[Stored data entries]

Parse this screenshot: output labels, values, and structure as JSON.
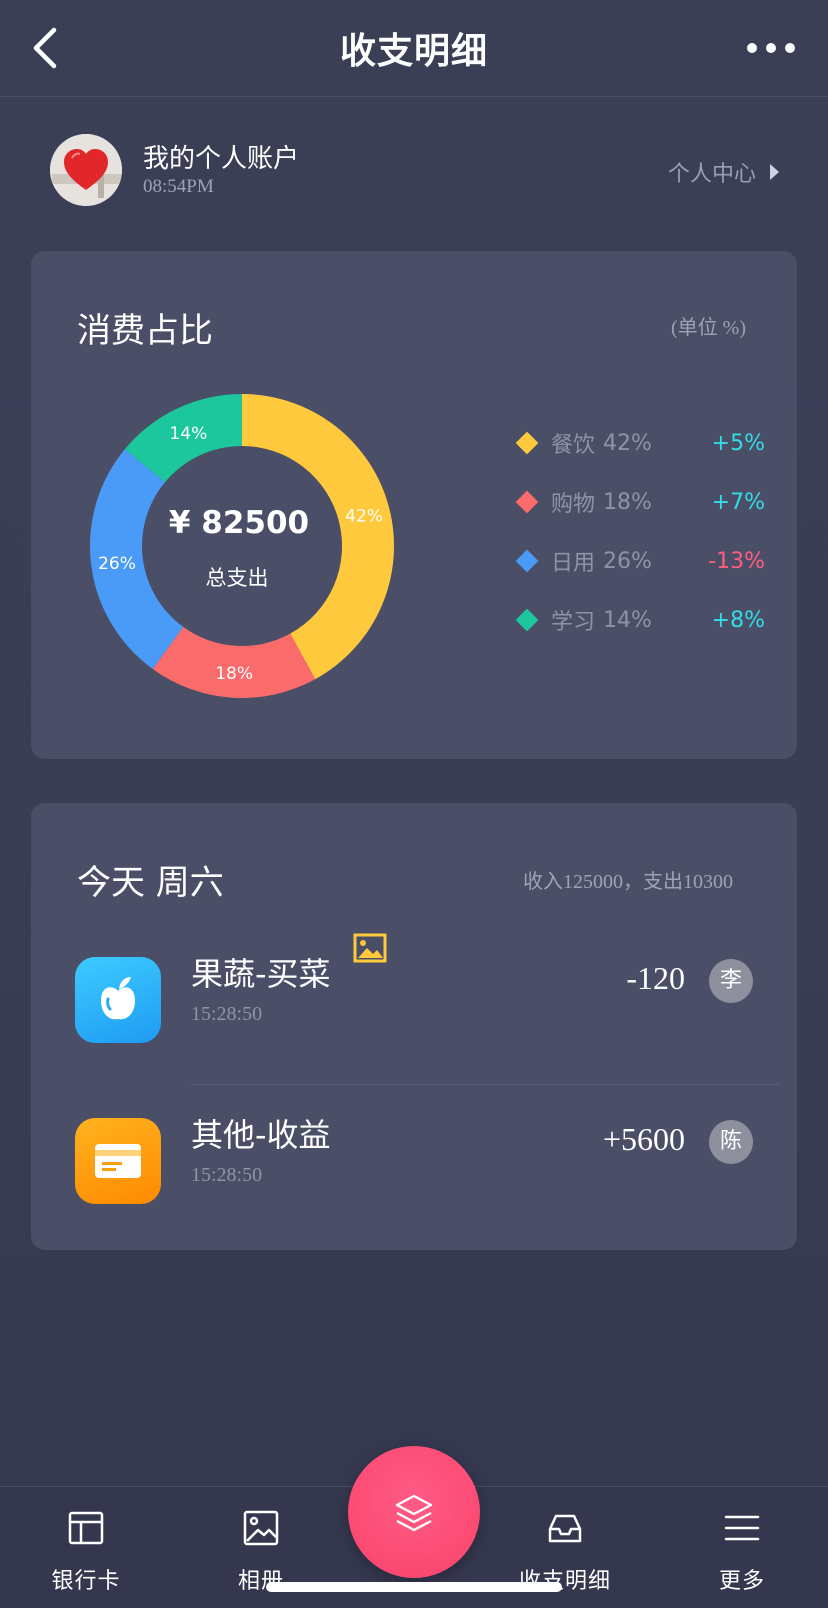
{
  "nav": {
    "title": "收支明细"
  },
  "account": {
    "name": "我的个人账户",
    "time": "08:54PM",
    "personal_center": "个人中心"
  },
  "chart_card": {
    "title": "消费占比",
    "unit": "(单位 %)",
    "total_amount": "¥ 82500",
    "total_label": "总支出",
    "slice_labels": [
      "42%",
      "18%",
      "26%",
      "14%"
    ],
    "legend": [
      {
        "label": "餐饮",
        "pct": "42%",
        "change": "+5%",
        "color": "#ffc93d",
        "change_color": "#32dde8"
      },
      {
        "label": "购物",
        "pct": "18%",
        "change": "+7%",
        "color": "#fa6b6b",
        "change_color": "#32dde8"
      },
      {
        "label": "日用",
        "pct": "26%",
        "change": "-13%",
        "color": "#4a9af7",
        "change_color": "#ff5d7e"
      },
      {
        "label": "学习",
        "pct": "14%",
        "change": "+8%",
        "color": "#1cc79d",
        "change_color": "#32dde8"
      }
    ]
  },
  "chart_data": {
    "type": "pie",
    "categories": [
      "餐饮",
      "购物",
      "日用",
      "学习"
    ],
    "values": [
      42,
      18,
      26,
      14
    ],
    "colors": [
      "#ffc93d",
      "#fa6b6b",
      "#4a9af7",
      "#1cc79d"
    ],
    "title": "消费占比",
    "unit": "(单位 %)",
    "center_text": [
      "¥ 82500",
      "总支出"
    ],
    "legend_placement": "right"
  },
  "today_card": {
    "title": "今天 周六",
    "summary": "收入125000，支出10300",
    "transactions": [
      {
        "title": "果蔬-买菜",
        "time": "15:28:50",
        "amount": "-120",
        "user": "李",
        "icon": "apple-icon",
        "has_photo": true
      },
      {
        "title": "其他-收益",
        "time": "15:28:50",
        "amount": "+5600",
        "user": "陈",
        "icon": "card-icon",
        "has_photo": false
      }
    ]
  },
  "tabbar": {
    "items": [
      {
        "label": "银行卡",
        "icon": "bank-card-icon"
      },
      {
        "label": "相册",
        "icon": "album-icon"
      },
      {
        "label": "收支明细",
        "icon": "inbox-icon"
      },
      {
        "label": "更多",
        "icon": "menu-icon"
      }
    ],
    "fab_icon": "layers-icon"
  }
}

== WHAT TO PRODUCE ==
Copy the whole listing above word for word but do not carry over the pictures.

== FINAL RESULT ==
Parse this screenshot: output labels, values, and structure as JSON.
{
  "nav": {
    "title": "收支明细"
  },
  "account": {
    "name": "我的个人账户",
    "time": "08:54PM",
    "personal_center": "个人中心"
  },
  "chart_card": {
    "title": "消费占比",
    "unit": "(单位 %)",
    "total_amount": "¥ 82500",
    "total_label": "总支出",
    "slice_labels": [
      "42%",
      "18%",
      "26%",
      "14%"
    ],
    "legend": [
      {
        "label": "餐饮",
        "pct": "42%",
        "change": "+5%",
        "color": "#ffc93d",
        "change_color": "#32dde8"
      },
      {
        "label": "购物",
        "pct": "18%",
        "change": "+7%",
        "color": "#fa6b6b",
        "change_color": "#32dde8"
      },
      {
        "label": "日用",
        "pct": "26%",
        "change": "-13%",
        "color": "#4a9af7",
        "change_color": "#ff5d7e"
      },
      {
        "label": "学习",
        "pct": "14%",
        "change": "+8%",
        "color": "#1cc79d",
        "change_color": "#32dde8"
      }
    ]
  },
  "chart_data": {
    "type": "pie",
    "categories": [
      "餐饮",
      "购物",
      "日用",
      "学习"
    ],
    "values": [
      42,
      18,
      26,
      14
    ],
    "colors": [
      "#ffc93d",
      "#fa6b6b",
      "#4a9af7",
      "#1cc79d"
    ],
    "title": "消费占比",
    "unit": "(单位 %)",
    "center_text": [
      "¥ 82500",
      "总支出"
    ],
    "legend_placement": "right"
  },
  "today_card": {
    "title": "今天 周六",
    "summary": "收入125000，支出10300",
    "transactions": [
      {
        "title": "果蔬-买菜",
        "time": "15:28:50",
        "amount": "-120",
        "user": "李",
        "icon": "apple-icon",
        "has_photo": true
      },
      {
        "title": "其他-收益",
        "time": "15:28:50",
        "amount": "+5600",
        "user": "陈",
        "icon": "card-icon",
        "has_photo": false
      }
    ]
  },
  "tabbar": {
    "items": [
      {
        "label": "银行卡",
        "icon": "bank-card-icon"
      },
      {
        "label": "相册",
        "icon": "album-icon"
      },
      {
        "label": "收支明细",
        "icon": "inbox-icon"
      },
      {
        "label": "更多",
        "icon": "menu-icon"
      }
    ],
    "fab_icon": "layers-icon"
  }
}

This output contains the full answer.